(To be done):
Gather all lines in the entries that include the word "游天台山日记".
[START Input material]
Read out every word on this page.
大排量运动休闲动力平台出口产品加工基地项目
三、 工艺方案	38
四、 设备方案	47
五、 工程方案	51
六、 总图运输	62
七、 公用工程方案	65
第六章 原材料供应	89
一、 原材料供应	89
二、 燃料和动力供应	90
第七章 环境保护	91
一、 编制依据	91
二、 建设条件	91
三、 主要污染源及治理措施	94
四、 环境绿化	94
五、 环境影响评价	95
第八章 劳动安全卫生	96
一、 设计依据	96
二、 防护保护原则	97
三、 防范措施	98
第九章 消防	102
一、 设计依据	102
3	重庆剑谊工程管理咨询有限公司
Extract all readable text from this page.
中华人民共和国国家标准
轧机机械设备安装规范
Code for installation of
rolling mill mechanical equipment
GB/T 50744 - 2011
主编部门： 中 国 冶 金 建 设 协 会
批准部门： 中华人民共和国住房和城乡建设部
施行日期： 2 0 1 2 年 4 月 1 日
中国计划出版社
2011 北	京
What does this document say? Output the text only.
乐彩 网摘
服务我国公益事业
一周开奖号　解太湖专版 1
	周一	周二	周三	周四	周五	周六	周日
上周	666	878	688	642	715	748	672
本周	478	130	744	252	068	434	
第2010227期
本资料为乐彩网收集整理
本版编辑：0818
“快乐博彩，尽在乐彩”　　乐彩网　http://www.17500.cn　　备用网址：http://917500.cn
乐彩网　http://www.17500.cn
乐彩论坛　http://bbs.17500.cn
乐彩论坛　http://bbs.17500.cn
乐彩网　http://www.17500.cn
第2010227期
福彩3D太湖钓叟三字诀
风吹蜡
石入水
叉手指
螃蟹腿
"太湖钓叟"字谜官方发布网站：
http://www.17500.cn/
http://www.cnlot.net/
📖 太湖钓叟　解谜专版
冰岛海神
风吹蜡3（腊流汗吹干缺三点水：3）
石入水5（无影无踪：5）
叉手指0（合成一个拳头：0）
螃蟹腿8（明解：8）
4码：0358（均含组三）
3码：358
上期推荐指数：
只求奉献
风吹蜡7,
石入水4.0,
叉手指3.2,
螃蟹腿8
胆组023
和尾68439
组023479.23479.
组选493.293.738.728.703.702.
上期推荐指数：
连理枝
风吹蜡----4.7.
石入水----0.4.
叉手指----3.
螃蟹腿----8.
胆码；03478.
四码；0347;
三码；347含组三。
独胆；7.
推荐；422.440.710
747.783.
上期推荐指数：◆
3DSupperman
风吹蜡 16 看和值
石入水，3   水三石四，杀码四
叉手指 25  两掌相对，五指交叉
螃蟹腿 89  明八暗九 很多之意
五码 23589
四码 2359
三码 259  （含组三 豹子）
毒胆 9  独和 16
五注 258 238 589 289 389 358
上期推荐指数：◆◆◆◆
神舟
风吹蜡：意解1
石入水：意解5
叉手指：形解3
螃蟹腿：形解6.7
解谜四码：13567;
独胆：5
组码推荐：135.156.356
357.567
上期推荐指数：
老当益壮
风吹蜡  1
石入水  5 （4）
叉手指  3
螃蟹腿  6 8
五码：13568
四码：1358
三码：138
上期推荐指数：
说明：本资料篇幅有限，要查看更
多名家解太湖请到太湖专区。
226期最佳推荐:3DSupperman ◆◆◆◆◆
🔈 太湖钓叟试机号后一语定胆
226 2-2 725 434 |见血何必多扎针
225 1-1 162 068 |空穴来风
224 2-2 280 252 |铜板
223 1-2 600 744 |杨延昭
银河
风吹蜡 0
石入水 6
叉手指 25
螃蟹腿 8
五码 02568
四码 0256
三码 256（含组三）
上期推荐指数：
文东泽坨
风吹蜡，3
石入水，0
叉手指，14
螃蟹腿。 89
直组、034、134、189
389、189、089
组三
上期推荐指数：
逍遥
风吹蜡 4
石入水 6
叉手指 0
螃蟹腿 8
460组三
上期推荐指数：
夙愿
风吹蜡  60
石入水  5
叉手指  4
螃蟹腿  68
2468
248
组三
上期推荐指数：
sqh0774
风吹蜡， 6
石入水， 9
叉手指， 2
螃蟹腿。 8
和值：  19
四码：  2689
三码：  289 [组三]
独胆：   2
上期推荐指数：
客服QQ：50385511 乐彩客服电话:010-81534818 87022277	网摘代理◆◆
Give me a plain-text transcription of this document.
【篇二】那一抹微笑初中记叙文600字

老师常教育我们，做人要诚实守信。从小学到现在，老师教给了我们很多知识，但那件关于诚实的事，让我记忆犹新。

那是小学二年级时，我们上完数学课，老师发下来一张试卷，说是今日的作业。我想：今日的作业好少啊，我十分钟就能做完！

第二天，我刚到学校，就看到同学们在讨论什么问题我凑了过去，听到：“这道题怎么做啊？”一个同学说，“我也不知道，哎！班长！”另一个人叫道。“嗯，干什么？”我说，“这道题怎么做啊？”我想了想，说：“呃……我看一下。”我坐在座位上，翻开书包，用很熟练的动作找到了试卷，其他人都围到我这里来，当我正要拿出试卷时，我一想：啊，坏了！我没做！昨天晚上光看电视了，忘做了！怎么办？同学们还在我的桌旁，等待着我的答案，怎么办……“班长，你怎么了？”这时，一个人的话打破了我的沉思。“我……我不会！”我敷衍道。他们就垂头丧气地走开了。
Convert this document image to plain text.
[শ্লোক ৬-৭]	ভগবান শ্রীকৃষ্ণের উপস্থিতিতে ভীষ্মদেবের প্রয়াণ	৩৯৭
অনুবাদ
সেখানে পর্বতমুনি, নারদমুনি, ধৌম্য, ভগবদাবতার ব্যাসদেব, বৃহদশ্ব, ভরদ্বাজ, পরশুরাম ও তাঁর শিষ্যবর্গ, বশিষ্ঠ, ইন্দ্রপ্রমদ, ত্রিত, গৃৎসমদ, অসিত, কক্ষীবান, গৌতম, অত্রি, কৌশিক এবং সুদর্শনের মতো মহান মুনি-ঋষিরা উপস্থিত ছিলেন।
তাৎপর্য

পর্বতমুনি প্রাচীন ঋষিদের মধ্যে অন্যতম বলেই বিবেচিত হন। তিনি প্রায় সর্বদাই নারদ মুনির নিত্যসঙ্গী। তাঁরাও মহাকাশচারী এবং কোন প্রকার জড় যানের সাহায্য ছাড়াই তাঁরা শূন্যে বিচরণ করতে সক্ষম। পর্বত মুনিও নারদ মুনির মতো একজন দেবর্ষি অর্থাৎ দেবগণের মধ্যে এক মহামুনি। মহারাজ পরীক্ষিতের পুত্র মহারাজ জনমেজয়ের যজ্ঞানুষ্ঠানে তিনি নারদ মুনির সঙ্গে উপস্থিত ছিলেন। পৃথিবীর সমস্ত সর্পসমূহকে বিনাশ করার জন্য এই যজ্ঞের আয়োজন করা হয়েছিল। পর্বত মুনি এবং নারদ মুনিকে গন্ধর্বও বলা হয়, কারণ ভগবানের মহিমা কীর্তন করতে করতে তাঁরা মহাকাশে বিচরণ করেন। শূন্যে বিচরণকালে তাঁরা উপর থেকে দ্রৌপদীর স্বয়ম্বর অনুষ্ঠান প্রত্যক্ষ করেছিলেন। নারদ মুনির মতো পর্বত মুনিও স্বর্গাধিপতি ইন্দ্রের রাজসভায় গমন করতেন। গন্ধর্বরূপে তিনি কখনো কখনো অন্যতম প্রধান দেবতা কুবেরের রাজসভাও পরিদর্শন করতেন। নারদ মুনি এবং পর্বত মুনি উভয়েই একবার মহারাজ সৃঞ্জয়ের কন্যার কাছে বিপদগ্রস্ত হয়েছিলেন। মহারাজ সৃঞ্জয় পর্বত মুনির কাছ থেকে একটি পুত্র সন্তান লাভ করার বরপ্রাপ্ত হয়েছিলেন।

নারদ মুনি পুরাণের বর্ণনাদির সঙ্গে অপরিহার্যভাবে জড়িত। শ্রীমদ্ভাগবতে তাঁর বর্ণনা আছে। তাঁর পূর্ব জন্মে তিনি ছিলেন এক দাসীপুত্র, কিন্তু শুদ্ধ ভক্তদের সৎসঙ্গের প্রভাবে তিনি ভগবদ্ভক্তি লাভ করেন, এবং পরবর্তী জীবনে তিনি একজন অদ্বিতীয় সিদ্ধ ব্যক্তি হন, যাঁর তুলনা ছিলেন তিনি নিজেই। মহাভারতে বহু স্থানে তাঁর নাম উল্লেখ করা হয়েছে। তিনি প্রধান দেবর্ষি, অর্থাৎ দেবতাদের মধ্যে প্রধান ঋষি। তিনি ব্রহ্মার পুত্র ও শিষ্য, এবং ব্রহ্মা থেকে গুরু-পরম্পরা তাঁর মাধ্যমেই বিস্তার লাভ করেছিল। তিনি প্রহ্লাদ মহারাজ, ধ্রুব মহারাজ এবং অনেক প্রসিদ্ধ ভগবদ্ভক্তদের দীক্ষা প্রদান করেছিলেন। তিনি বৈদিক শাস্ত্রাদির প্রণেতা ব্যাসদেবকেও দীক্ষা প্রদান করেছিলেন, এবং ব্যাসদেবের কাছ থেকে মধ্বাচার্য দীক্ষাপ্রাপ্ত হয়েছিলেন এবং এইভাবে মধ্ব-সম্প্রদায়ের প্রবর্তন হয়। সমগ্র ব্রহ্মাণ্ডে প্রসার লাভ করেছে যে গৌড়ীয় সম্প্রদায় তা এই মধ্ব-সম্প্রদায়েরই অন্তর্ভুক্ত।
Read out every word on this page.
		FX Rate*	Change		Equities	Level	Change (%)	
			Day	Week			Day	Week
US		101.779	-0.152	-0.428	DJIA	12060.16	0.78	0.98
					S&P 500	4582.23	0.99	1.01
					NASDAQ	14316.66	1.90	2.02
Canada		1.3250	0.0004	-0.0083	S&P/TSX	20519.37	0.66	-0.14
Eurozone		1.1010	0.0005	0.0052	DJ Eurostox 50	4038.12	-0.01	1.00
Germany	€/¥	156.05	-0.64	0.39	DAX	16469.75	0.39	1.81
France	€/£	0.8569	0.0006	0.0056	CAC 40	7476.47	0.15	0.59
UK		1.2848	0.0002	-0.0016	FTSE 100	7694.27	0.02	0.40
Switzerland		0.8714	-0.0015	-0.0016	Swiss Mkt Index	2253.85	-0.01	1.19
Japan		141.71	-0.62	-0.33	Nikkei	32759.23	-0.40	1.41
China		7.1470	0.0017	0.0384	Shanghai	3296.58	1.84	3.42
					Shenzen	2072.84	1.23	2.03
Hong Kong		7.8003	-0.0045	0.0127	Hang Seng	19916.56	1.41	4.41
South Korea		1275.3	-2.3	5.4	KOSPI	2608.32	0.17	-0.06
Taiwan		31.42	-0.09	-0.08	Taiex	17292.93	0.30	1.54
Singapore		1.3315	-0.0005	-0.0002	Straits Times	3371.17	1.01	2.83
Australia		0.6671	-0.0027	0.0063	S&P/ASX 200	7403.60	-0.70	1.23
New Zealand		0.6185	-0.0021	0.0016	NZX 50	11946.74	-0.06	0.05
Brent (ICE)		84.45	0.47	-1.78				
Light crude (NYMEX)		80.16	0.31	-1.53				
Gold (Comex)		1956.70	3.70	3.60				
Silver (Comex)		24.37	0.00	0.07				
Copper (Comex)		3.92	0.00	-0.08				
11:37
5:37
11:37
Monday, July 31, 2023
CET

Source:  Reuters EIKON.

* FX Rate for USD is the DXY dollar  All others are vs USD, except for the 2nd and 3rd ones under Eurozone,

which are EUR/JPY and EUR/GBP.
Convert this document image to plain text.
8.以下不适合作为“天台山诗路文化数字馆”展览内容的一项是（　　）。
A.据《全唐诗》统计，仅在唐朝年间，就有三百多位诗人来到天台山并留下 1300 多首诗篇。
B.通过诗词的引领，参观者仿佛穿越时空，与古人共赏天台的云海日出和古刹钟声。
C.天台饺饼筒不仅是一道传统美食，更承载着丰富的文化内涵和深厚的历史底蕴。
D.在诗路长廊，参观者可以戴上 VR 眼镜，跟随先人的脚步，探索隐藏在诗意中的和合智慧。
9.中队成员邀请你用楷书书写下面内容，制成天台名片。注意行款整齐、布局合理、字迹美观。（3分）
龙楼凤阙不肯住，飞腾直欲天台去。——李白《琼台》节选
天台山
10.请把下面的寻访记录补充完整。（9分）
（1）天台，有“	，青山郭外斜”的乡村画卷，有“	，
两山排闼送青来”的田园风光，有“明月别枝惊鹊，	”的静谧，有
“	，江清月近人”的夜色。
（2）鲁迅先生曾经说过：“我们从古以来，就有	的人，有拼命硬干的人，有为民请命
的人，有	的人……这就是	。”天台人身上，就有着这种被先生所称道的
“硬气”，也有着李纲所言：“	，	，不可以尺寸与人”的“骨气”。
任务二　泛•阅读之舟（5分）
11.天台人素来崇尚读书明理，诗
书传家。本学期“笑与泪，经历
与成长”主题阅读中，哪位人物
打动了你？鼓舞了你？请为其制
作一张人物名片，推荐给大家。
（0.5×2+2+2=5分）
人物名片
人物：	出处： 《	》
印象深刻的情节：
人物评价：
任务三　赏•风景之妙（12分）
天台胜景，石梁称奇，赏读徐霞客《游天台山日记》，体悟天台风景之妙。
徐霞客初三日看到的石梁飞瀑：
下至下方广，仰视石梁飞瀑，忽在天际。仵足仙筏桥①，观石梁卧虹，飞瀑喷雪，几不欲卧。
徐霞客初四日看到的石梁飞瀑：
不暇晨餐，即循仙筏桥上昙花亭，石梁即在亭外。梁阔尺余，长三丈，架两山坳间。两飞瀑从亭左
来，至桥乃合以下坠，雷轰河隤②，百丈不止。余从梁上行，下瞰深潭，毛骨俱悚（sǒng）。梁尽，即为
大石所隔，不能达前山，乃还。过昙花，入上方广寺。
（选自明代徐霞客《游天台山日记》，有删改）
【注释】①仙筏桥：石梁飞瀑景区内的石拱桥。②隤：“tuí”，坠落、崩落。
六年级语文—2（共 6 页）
[END Input material]
(Output):
天台胜景，石梁称奇，赏读徐霞客《游天台山日记》，体悟天台风景之妙。
（选自明代徐霞客《游天台山日记》，有删改）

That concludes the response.